**DIRECTIONS FOR THIS TASK:** Return the number of lines holding "平方分米", with nothing added.

[start of PROVIDED ENTRIES]

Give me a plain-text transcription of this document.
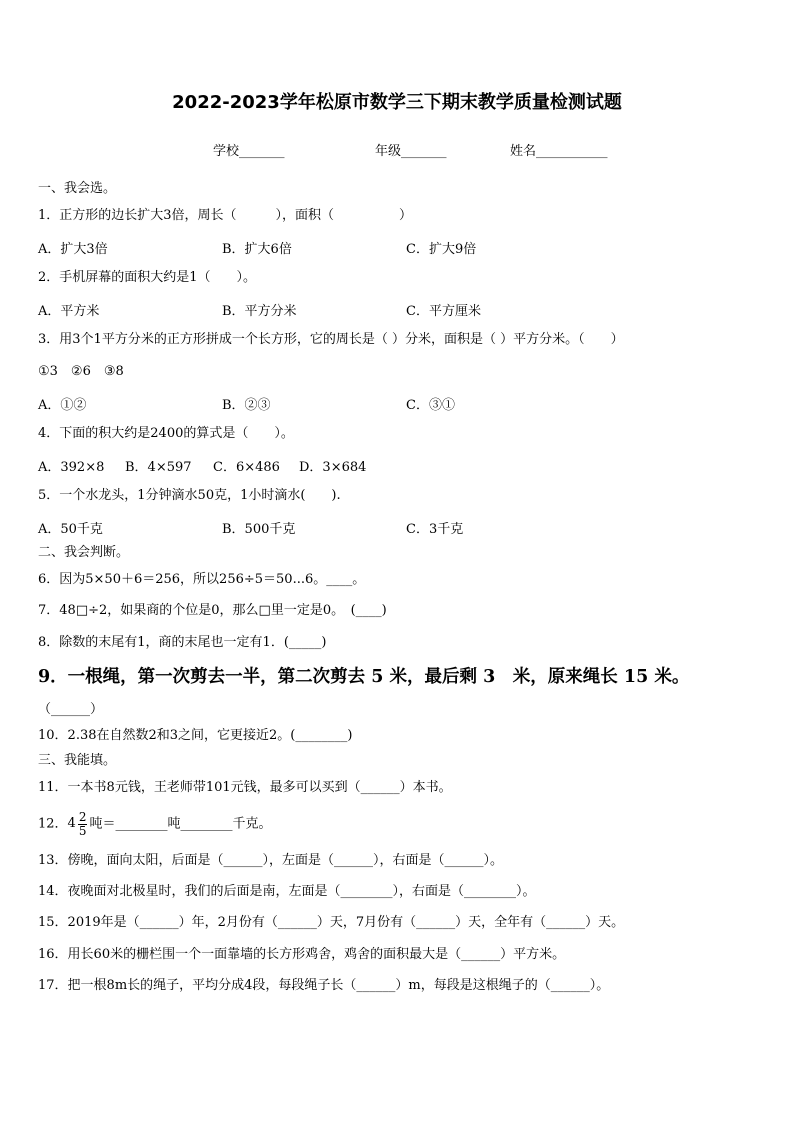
2022-2023学年松原市数学三下期末教学质量检测试题
学校_______	年级_______	姓名___________
一、我会选。
1．正方形的边长扩大3倍，周长（　　　），面积（　　　　　）
A．扩大3倍	B．扩大6倍	C．扩大9倍
2．手机屏幕的面积大约是1（　　）。
A．平方米	B．平方分米	C．平方厘米
3．用3个1平方分米的正方形拼成一个长方形，它的周长是（ ）分米，面积是（ ）平方分米。（　　）
①3　②6　③8
A．①②	B．②③	C．③①
4．下面的积大约是2400的算式是（　　）。
A．392×8 B．4×597 C．6×486 D．3×684
5．一个水龙头，1分钟滴水50克，1小时滴水(　　).
A．50千克	B．500千克	C．3千克
二、我会判断。
6．因为5×50＋6＝256，所以256÷5＝50...6。____。
7．48□÷2，如果商的个位是0，那么□里一定是0。　(____)
8．除数的末尾有1，商的末尾也一定有1．(_____)
9．一根绳，第一次剪去一半，第二次剪去 5 米，最后剩 3　米，原来绳长 15 米。
（______）
10．2.38在自然数2和3之间，它更接近2。(________)
三、我能填。
11．一本书8元钱，王老师带101元钱，最多可以买到（______）本书。
12．$4 \frac{2}{5}$ 吨＝________吨________千克。
13．傍晚，面向太阳，后面是（______），左面是（______），右面是（______）。
14．夜晚面对北极星时，我们的后面是南，左面是（________），右面是（________）。
15．2019年是（______）年，2月份有（______）天，7月份有（______）天，全年有（______）天。
16．用长60米的栅栏围一个一面靠墙的长方形鸡舍，鸡舍的面积最大是（______）平方米。
17．把一根8m长的绳子，平均分成4段，每段绳子长（______）m，每段是这根绳子的（______）。
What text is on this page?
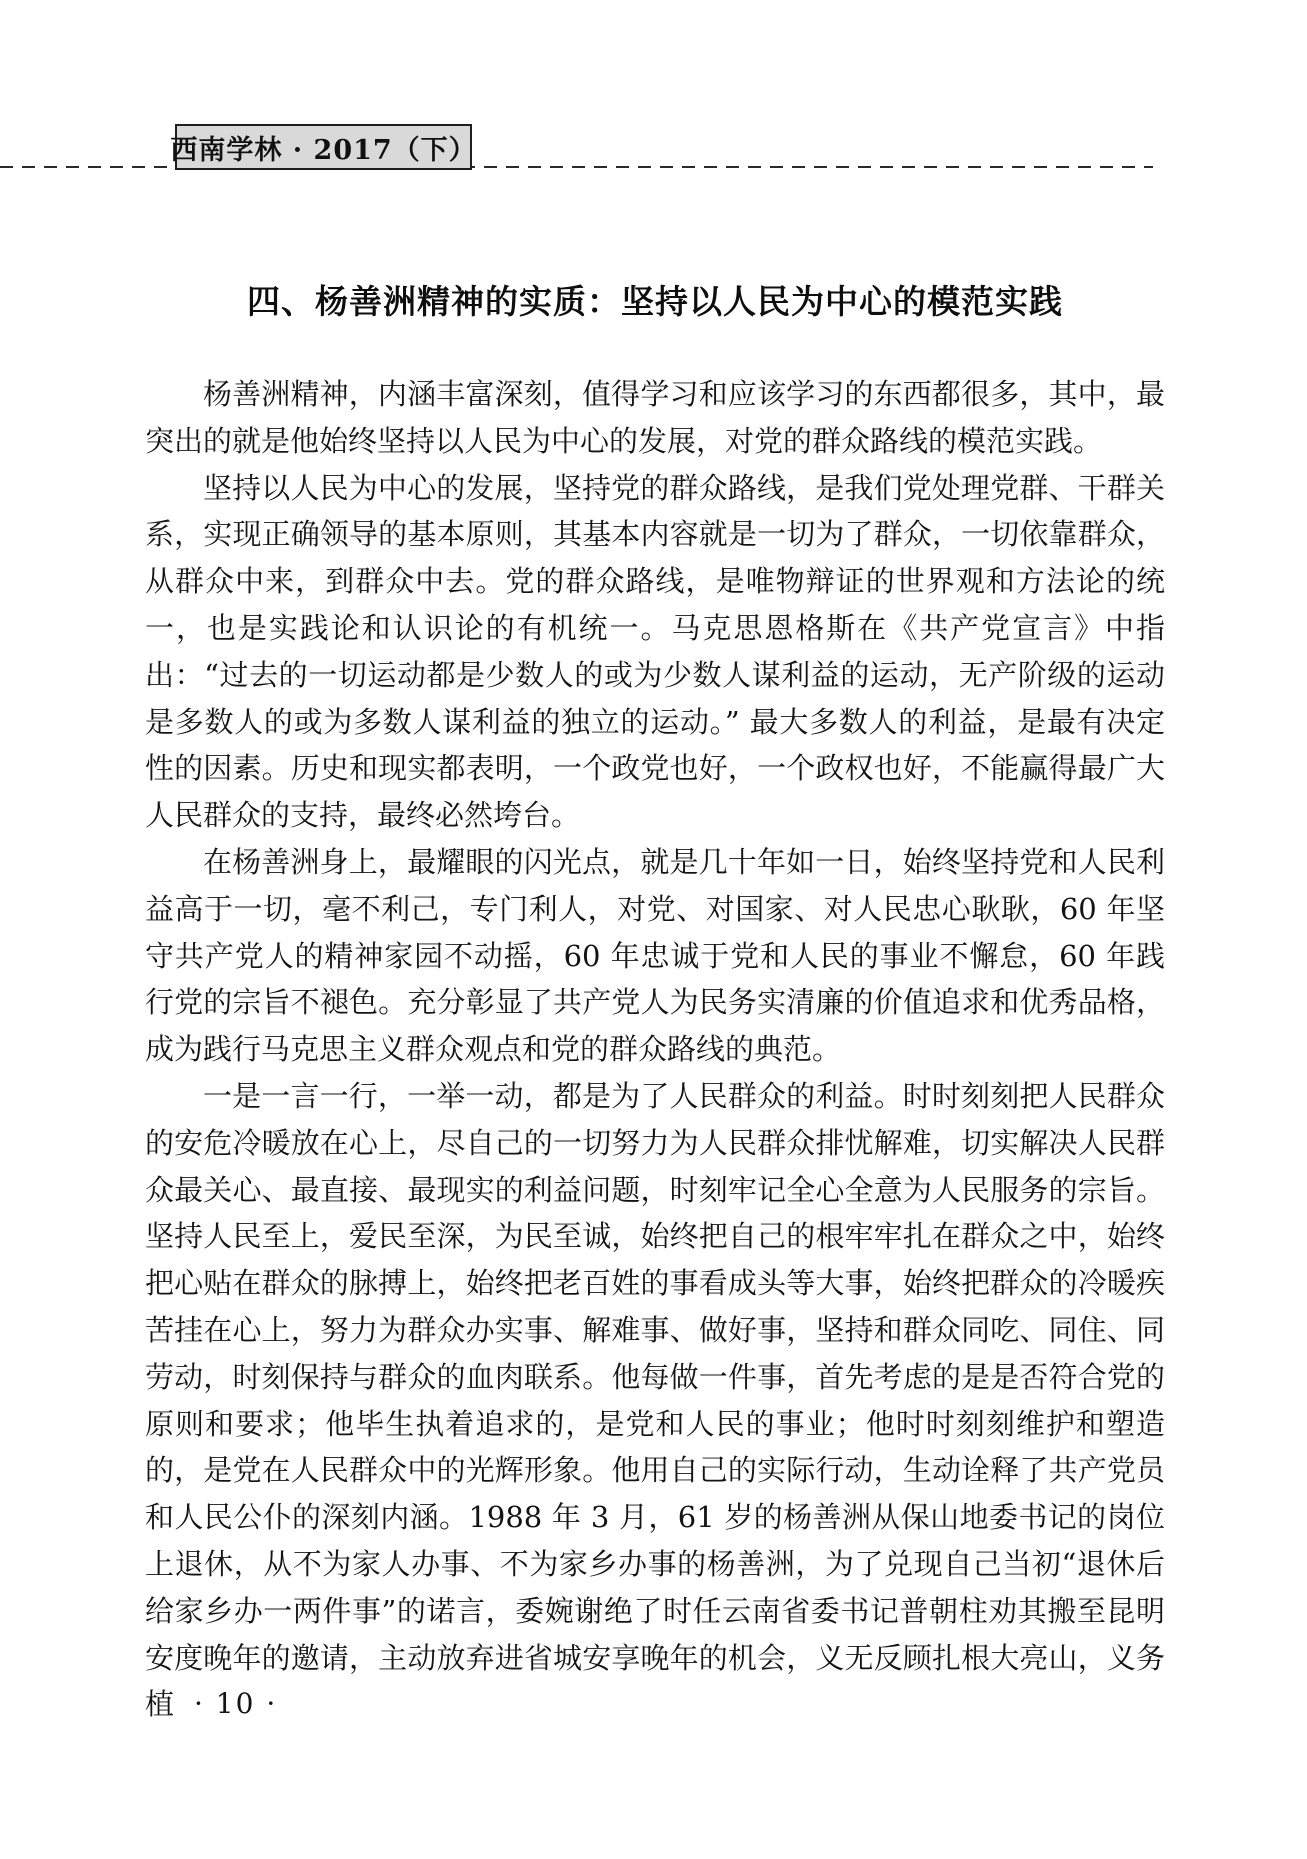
西南学林 · 2017（下）
四、杨善洲精神的实质：坚持以人民为中心的模范实践

杨善洲精神，内涵丰富深刻，值得学习和应该学习的东西都很多，其中，最突出的就是他始终坚持以人民为中心的发展，对党的群众路线的模范实践。

坚持以人民为中心的发展，坚持党的群众路线，是我们党处理党群、干群关系，实现正确领导的基本原则，其基本内容就是一切为了群众，一切依靠群众，从群众中来，到群众中去。党的群众路线，是唯物辩证的世界观和方法论的统一，也是实践论和认识论的有机统一。马克思恩格斯在《共产党宣言》中指出：“过去的一切运动都是少数人的或为少数人谋利益的运动，无产阶级的运动是多数人的或为多数人谋利益的独立的运动。” 最大多数人的利益，是最有决定性的因素。历史和现实都表明，一个政党也好，一个政权也好，不能赢得最广大人民群众的支持，最终必然垮台。

在杨善洲身上，最耀眼的闪光点，就是几十年如一日，始终坚持党和人民利益高于一切，毫不利己，专门利人，对党、对国家、对人民忠心耿耿，60 年坚守共产党人的精神家园不动摇，60 年忠诚于党和人民的事业不懈怠，60 年践行党的宗旨不褪色。充分彰显了共产党人为民务实清廉的价值追求和优秀品格，成为践行马克思主义群众观点和党的群众路线的典范。

一是一言一行，一举一动，都是为了人民群众的利益。时时刻刻把人民群众的安危冷暖放在心上，尽自己的一切努力为人民群众排忧解难，切实解决人民群众最关心、最直接、最现实的利益问题，时刻牢记全心全意为人民服务的宗旨。坚持人民至上，爱民至深，为民至诚，始终把自己的根牢牢扎在群众之中，始终把心贴在群众的脉搏上，始终把老百姓的事看成头等大事，始终把群众的冷暖疾苦挂在心上，努力为群众办实事、解难事、做好事，坚持和群众同吃、同住、同劳动，时刻保持与群众的血肉联系。他每做一件事，首先考虑的是是否符合党的原则和要求；他毕生执着追求的，是党和人民的事业；他时时刻刻维护和塑造的，是党在人民群众中的光辉形象。他用自己的实际行动，生动诠释了共产党员和人民公仆的深刻内涵。1988 年 3 月，61 岁的杨善洲从保山地委书记的岗位上退休，从不为家人办事、不为家乡办事的杨善洲，为了兑现自己当初“退休后给家乡办一两件事”的诺言，委婉谢绝了时任云南省委书记普朝柱劝其搬至昆明安度晚年的邀请，主动放弃进省城安享晚年的机会，义无反顾扎根大亮山，义务植 · 10 ·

[end of PROVIDED ENTRIES]

**CORRECT ANSWER:** 2